- **PROBLEM DESCRIPTION**:
Produce the listing below again, exactly as shown.

Rows from a dataset
- - -

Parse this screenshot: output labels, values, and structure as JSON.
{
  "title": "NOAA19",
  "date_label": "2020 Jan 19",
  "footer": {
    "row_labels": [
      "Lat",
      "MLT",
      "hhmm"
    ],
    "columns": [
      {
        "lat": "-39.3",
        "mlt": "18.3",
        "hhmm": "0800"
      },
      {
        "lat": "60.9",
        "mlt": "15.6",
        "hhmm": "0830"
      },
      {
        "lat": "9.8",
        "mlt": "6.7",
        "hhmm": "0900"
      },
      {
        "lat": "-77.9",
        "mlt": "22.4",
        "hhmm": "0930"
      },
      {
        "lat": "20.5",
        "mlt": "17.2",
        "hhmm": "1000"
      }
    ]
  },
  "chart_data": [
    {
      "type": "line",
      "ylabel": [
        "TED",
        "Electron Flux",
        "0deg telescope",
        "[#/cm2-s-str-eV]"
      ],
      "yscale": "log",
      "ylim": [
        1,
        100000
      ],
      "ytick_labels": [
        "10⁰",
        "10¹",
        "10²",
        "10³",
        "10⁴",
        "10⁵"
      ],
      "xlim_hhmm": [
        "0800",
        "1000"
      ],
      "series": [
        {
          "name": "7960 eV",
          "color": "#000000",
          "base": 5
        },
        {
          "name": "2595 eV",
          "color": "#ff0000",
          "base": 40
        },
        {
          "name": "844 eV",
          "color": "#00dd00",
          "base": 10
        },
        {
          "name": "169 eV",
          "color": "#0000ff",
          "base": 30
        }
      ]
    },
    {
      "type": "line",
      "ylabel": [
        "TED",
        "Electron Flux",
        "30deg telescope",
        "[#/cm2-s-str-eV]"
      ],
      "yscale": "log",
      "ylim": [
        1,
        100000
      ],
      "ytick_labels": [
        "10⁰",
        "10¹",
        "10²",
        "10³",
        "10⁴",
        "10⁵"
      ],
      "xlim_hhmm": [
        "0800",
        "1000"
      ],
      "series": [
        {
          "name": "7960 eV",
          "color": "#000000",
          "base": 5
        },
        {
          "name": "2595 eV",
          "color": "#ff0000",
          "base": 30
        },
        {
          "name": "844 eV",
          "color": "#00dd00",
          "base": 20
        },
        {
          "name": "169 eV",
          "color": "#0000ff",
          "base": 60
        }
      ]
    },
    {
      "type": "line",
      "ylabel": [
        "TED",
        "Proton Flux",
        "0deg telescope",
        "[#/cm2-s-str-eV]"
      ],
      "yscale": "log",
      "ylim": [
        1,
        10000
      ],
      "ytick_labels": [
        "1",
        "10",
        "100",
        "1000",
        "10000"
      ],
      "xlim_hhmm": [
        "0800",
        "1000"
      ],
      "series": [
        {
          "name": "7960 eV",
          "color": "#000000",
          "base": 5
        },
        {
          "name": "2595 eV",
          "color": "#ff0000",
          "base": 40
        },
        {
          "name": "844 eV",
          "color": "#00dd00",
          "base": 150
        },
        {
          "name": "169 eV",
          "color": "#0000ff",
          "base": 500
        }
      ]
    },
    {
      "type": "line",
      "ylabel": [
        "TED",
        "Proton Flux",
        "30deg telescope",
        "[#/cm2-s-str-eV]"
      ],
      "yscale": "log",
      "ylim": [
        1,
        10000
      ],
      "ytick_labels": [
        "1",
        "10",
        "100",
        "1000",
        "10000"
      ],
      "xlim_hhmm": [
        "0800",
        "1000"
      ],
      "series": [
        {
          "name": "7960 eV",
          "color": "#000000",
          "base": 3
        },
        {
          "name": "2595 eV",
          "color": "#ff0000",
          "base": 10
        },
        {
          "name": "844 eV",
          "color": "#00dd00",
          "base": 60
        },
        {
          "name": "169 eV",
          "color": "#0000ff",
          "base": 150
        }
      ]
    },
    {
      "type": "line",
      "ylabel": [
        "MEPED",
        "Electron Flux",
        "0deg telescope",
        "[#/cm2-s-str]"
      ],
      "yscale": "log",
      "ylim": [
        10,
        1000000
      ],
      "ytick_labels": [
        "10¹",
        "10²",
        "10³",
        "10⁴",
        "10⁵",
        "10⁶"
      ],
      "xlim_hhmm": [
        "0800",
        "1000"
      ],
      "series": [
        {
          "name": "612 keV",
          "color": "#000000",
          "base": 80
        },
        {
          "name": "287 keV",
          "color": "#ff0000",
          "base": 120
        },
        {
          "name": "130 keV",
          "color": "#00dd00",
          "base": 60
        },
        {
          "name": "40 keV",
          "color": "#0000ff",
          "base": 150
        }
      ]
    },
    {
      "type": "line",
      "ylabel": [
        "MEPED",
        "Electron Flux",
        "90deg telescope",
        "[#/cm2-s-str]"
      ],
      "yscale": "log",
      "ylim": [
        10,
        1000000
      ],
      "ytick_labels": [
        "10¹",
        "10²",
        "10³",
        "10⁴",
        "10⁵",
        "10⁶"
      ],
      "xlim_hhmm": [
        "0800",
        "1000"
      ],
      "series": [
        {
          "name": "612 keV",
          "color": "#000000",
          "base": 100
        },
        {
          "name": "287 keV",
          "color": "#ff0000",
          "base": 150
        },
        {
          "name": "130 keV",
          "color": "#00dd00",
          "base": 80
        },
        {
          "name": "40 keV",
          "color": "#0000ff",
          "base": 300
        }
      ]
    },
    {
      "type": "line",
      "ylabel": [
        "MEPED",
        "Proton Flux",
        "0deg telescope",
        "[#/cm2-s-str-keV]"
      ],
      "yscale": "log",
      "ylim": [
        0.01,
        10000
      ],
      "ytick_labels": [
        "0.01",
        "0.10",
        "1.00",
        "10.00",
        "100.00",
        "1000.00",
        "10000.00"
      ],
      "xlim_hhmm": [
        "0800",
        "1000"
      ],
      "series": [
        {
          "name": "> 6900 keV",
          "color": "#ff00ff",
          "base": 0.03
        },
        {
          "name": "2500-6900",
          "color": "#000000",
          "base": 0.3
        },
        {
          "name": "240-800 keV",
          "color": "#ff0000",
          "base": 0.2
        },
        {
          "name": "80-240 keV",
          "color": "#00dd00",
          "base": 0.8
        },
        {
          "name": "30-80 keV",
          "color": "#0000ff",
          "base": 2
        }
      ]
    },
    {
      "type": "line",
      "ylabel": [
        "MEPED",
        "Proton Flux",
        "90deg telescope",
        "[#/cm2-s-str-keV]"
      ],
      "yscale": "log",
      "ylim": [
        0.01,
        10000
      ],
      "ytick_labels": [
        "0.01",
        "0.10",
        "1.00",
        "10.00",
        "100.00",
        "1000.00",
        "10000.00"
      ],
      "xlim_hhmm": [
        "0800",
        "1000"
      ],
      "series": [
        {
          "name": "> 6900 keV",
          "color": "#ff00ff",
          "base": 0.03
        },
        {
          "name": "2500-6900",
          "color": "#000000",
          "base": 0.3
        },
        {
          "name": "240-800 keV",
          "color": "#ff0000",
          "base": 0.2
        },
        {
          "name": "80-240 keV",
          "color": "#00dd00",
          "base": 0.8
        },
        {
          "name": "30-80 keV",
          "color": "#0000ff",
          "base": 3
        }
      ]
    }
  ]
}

- - -

- **OUTPUT OF THE TASK**:
Parse this screenshot: output labels, values, and structure as JSON.
{
  "title": "NOAA19",
  "date_label": "2020 Jan 19",
  "footer": {
    "row_labels": [
      "Lat",
      "MLT",
      "hhmm"
    ],
    "columns": [
      {
        "lat": "-39.3",
        "mlt": "18.3",
        "hhmm": "0800"
      },
      {
        "lat": "60.9",
        "mlt": "15.6",
        "hhmm": "0830"
      },
      {
        "lat": "9.8",
        "mlt": "6.7",
        "hhmm": "0900"
      },
      {
        "lat": "-77.9",
        "mlt": "22.4",
        "hhmm": "0930"
      },
      {
        "lat": "20.5",
        "mlt": "17.2",
        "hhmm": "1000"
      }
    ]
  },
  "chart_data": [
    {
      "type": "line",
      "ylabel": [
        "TED",
        "Electron Flux",
        "0deg telescope",
        "[#/cm2-s-str-eV]"
      ],
      "yscale": "log",
      "ylim": [
        1,
        100000
      ],
      "ytick_labels": [
        "10⁰",
        "10¹",
        "10²",
        "10³",
        "10⁴",
        "10⁵"
      ],
      "xlim_hhmm": [
        "0800",
        "1000"
      ],
      "series": [
        {
          "name": "7960 eV",
          "color": "#000000",
          "base": 5
        },
        {
          "name": "2595 eV",
          "color": "#ff0000",
          "base": 40
        },
        {
          "name": "844 eV",
          "color": "#00dd00",
          "base": 10
        },
        {
          "name": "169 eV",
          "color": "#0000ff",
          "base": 30
        }
      ]
    },
    {
      "type": "line",
      "ylabel": [
        "TED",
        "Electron Flux",
        "30deg telescope",
        "[#/cm2-s-str-eV]"
      ],
      "yscale": "log",
      "ylim": [
        1,
        100000
      ],
      "ytick_labels": [
        "10⁰",
        "10¹",
        "10²",
        "10³",
        "10⁴",
        "10⁵"
      ],
      "xlim_hhmm": [
        "0800",
        "1000"
      ],
      "series": [
        {
          "name": "7960 eV",
          "color": "#000000",
          "base": 5
        },
        {
          "name": "2595 eV",
          "color": "#ff0000",
          "base": 30
        },
        {
          "name": "844 eV",
          "color": "#00dd00",
          "base": 20
        },
        {
          "name": "169 eV",
          "color": "#0000ff",
          "base": 60
        }
      ]
    },
    {
      "type": "line",
      "ylabel": [
        "TED",
        "Proton Flux",
        "0deg telescope",
        "[#/cm2-s-str-eV]"
      ],
      "yscale": "log",
      "ylim": [
        1,
        10000
      ],
      "ytick_labels": [
        "1",
        "10",
        "100",
        "1000",
        "10000"
      ],
      "xlim_hhmm": [
        "0800",
        "1000"
      ],
      "series": [
        {
          "name": "7960 eV",
          "color": "#000000",
          "base": 5
        },
        {
          "name": "2595 eV",
          "color": "#ff0000",
          "base": 40
        },
        {
          "name": "844 eV",
          "color": "#00dd00",
          "base": 150
        },
        {
          "name": "169 eV",
          "color": "#0000ff",
          "base": 500
        }
      ]
    },
    {
      "type": "line",
      "ylabel": [
        "TED",
        "Proton Flux",
        "30deg telescope",
        "[#/cm2-s-str-eV]"
      ],
      "yscale": "log",
      "ylim": [
        1,
        10000
      ],
      "ytick_labels": [
        "1",
        "10",
        "100",
        "1000",
        "10000"
      ],
      "xlim_hhmm": [
        "0800",
        "1000"
      ],
      "series": [
        {
          "name": "7960 eV",
          "color": "#000000",
          "base": 3
        },
        {
          "name": "2595 eV",
          "color": "#ff0000",
          "base": 10
        },
        {
          "name": "844 eV",
          "color": "#00dd00",
          "base": 60
        },
        {
          "name": "169 eV",
          "color": "#0000ff",
          "base": 150
        }
      ]
    },
    {
      "type": "line",
      "ylabel": [
        "MEPED",
        "Electron Flux",
        "0deg telescope",
        "[#/cm2-s-str]"
      ],
      "yscale": "log",
      "ylim": [
        10,
        1000000
      ],
      "ytick_labels": [
        "10¹",
        "10²",
        "10³",
        "10⁴",
        "10⁵",
        "10⁶"
      ],
      "xlim_hhmm": [
        "0800",
        "1000"
      ],
      "series": [
        {
          "name": "612 keV",
          "color": "#000000",
          "base": 80
        },
        {
          "name": "287 keV",
          "color": "#ff0000",
          "base": 120
        },
        {
          "name": "130 keV",
          "color": "#00dd00",
          "base": 60
        },
        {
          "name": "40 keV",
          "color": "#0000ff",
          "base": 150
        }
      ]
    },
    {
      "type": "line",
      "ylabel": [
        "MEPED",
        "Electron Flux",
        "90deg telescope",
        "[#/cm2-s-str]"
      ],
      "yscale": "log",
      "ylim": [
        10,
        1000000
      ],
      "ytick_labels": [
        "10¹",
        "10²",
        "10³",
        "10⁴",
        "10⁵",
        "10⁶"
      ],
      "xlim_hhmm": [
        "0800",
        "1000"
      ],
      "series": [
        {
          "name": "612 keV",
          "color": "#000000",
          "base": 100
        },
        {
          "name": "287 keV",
          "color": "#ff0000",
          "base": 150
        },
        {
          "name": "130 keV",
          "color": "#00dd00",
          "base": 80
        },
        {
          "name": "40 keV",
          "color": "#0000ff",
          "base": 300
        }
      ]
    },
    {
      "type": "line",
      "ylabel": [
        "MEPED",
        "Proton Flux",
        "0deg telescope",
        "[#/cm2-s-str-keV]"
      ],
      "yscale": "log",
      "ylim": [
        0.01,
        10000
      ],
      "ytick_labels": [
        "0.01",
        "0.10",
        "1.00",
        "10.00",
        "100.00",
        "1000.00",
        "10000.00"
      ],
      "xlim_hhmm": [
        "0800",
        "1000"
      ],
      "series": [
        {
          "name": "> 6900 keV",
          "color": "#ff00ff",
          "base": 0.03
        },
        {
          "name": "2500-6900",
          "color": "#000000",
          "base": 0.3
        },
        {
          "name": "240-800 keV",
          "color": "#ff0000",
          "base": 0.2
        },
        {
          "name": "80-240 keV",
          "color": "#00dd00",
          "base": 0.8
        },
        {
          "name": "30-80 keV",
          "color": "#0000ff",
          "base": 2
        }
      ]
    },
    {
      "type": "line",
      "ylabel": [
        "MEPED",
        "Proton Flux",
        "90deg telescope",
        "[#/cm2-s-str-keV]"
      ],
      "yscale": "log",
      "ylim": [
        0.01,
        10000
      ],
      "ytick_labels": [
        "0.01",
        "0.10",
        "1.00",
        "10.00",
        "100.00",
        "1000.00",
        "10000.00"
      ],
      "xlim_hhmm": [
        "0800",
        "1000"
      ],
      "series": [
        {
          "name": "> 6900 keV",
          "color": "#ff00ff",
          "base": 0.03
        },
        {
          "name": "2500-6900",
          "color": "#000000",
          "base": 0.3
        },
        {
          "name": "240-800 keV",
          "color": "#ff0000",
          "base": 0.2
        },
        {
          "name": "80-240 keV",
          "color": "#00dd00",
          "base": 0.8
        },
        {
          "name": "30-80 keV",
          "color": "#0000ff",
          "base": 3
        }
      ]
    }
  ]
}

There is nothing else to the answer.